DATA LISTING:
========================================================================

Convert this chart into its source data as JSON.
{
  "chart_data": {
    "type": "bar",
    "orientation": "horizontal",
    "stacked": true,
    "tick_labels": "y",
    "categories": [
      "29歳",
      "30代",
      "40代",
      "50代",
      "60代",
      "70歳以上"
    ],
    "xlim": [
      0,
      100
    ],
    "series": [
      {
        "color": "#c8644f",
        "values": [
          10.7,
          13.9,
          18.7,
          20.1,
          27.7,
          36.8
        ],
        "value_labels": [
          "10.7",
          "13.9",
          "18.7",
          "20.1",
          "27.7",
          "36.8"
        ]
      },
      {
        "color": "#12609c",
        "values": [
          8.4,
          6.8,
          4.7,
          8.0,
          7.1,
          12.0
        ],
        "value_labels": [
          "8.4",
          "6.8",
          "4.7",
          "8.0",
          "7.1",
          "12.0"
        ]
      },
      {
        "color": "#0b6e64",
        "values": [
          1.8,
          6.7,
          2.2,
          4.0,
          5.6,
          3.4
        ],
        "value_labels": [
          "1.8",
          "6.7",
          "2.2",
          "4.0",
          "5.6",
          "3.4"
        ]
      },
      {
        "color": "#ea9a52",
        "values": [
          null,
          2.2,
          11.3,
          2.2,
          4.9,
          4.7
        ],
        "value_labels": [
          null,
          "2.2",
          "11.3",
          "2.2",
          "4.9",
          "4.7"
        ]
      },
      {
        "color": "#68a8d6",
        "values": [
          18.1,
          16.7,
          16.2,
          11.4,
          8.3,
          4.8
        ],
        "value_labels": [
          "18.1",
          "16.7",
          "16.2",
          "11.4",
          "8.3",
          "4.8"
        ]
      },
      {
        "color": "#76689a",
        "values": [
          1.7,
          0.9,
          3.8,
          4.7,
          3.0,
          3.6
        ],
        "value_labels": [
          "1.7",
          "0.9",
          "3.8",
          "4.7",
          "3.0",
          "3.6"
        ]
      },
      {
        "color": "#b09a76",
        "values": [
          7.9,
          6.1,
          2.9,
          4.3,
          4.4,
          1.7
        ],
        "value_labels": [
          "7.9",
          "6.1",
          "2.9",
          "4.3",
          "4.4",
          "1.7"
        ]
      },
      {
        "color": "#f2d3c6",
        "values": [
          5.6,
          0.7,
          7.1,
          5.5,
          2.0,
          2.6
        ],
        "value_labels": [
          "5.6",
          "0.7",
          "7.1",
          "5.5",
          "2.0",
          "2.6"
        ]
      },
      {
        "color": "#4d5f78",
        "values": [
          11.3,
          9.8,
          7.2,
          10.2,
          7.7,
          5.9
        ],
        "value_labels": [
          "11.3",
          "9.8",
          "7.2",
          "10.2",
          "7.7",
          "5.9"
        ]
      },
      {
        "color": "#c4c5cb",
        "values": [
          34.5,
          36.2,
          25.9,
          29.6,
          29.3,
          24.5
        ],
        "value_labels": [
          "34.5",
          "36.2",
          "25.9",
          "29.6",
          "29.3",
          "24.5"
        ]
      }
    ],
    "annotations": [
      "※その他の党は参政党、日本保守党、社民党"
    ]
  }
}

========================================================================

WRITTEN INSTRUCTION: Make an exact copy of all the data.

CORRECT ANSWER:
Convert this chart into its source data as JSON.
{
  "chart_data": {
    "type": "bar",
    "orientation": "horizontal",
    "stacked": true,
    "tick_labels": "y",
    "categories": [
      "29歳",
      "30代",
      "40代",
      "50代",
      "60代",
      "70歳以上"
    ],
    "xlim": [
      0,
      100
    ],
    "series": [
      {
        "color": "#c8644f",
        "values": [
          10.7,
          13.9,
          18.7,
          20.1,
          27.7,
          36.8
        ],
        "value_labels": [
          "10.7",
          "13.9",
          "18.7",
          "20.1",
          "27.7",
          "36.8"
        ]
      },
      {
        "color": "#12609c",
        "values": [
          8.4,
          6.8,
          4.7,
          8.0,
          7.1,
          12.0
        ],
        "value_labels": [
          "8.4",
          "6.8",
          "4.7",
          "8.0",
          "7.1",
          "12.0"
        ]
      },
      {
        "color": "#0b6e64",
        "values": [
          1.8,
          6.7,
          2.2,
          4.0,
          5.6,
          3.4
        ],
        "value_labels": [
          "1.8",
          "6.7",
          "2.2",
          "4.0",
          "5.6",
          "3.4"
        ]
      },
      {
        "color": "#ea9a52",
        "values": [
          null,
          2.2,
          11.3,
          2.2,
          4.9,
          4.7
        ],
        "value_labels": [
          null,
          "2.2",
          "11.3",
          "2.2",
          "4.9",
          "4.7"
        ]
      },
      {
        "color": "#68a8d6",
        "values": [
          18.1,
          16.7,
          16.2,
          11.4,
          8.3,
          4.8
        ],
        "value_labels": [
          "18.1",
          "16.7",
          "16.2",
          "11.4",
          "8.3",
          "4.8"
        ]
      },
      {
        "color": "#76689a",
        "values": [
          1.7,
          0.9,
          3.8,
          4.7,
          3.0,
          3.6
        ],
        "value_labels": [
          "1.7",
          "0.9",
          "3.8",
          "4.7",
          "3.0",
          "3.6"
        ]
      },
      {
        "color": "#b09a76",
        "values": [
          7.9,
          6.1,
          2.9,
          4.3,
          4.4,
          1.7
        ],
        "value_labels": [
          "7.9",
          "6.1",
          "2.9",
          "4.3",
          "4.4",
          "1.7"
        ]
      },
      {
        "color": "#f2d3c6",
        "values": [
          5.6,
          0.7,
          7.1,
          5.5,
          2.0,
          2.6
        ],
        "value_labels": [
          "5.6",
          "0.7",
          "7.1",
          "5.5",
          "2.0",
          "2.6"
        ]
      },
      {
        "color": "#4d5f78",
        "values": [
          11.3,
          9.8,
          7.2,
          10.2,
          7.7,
          5.9
        ],
        "value_labels": [
          "11.3",
          "9.8",
          "7.2",
          "10.2",
          "7.7",
          "5.9"
        ]
      },
      {
        "color": "#c4c5cb",
        "values": [
          34.5,
          36.2,
          25.9,
          29.6,
          29.3,
          24.5
        ],
        "value_labels": [
          "34.5",
          "36.2",
          "25.9",
          "29.6",
          "29.3",
          "24.5"
        ]
      }
    ],
    "annotations": [
      "※その他の党は参政党、日本保守党、社民党"
    ]
  }
}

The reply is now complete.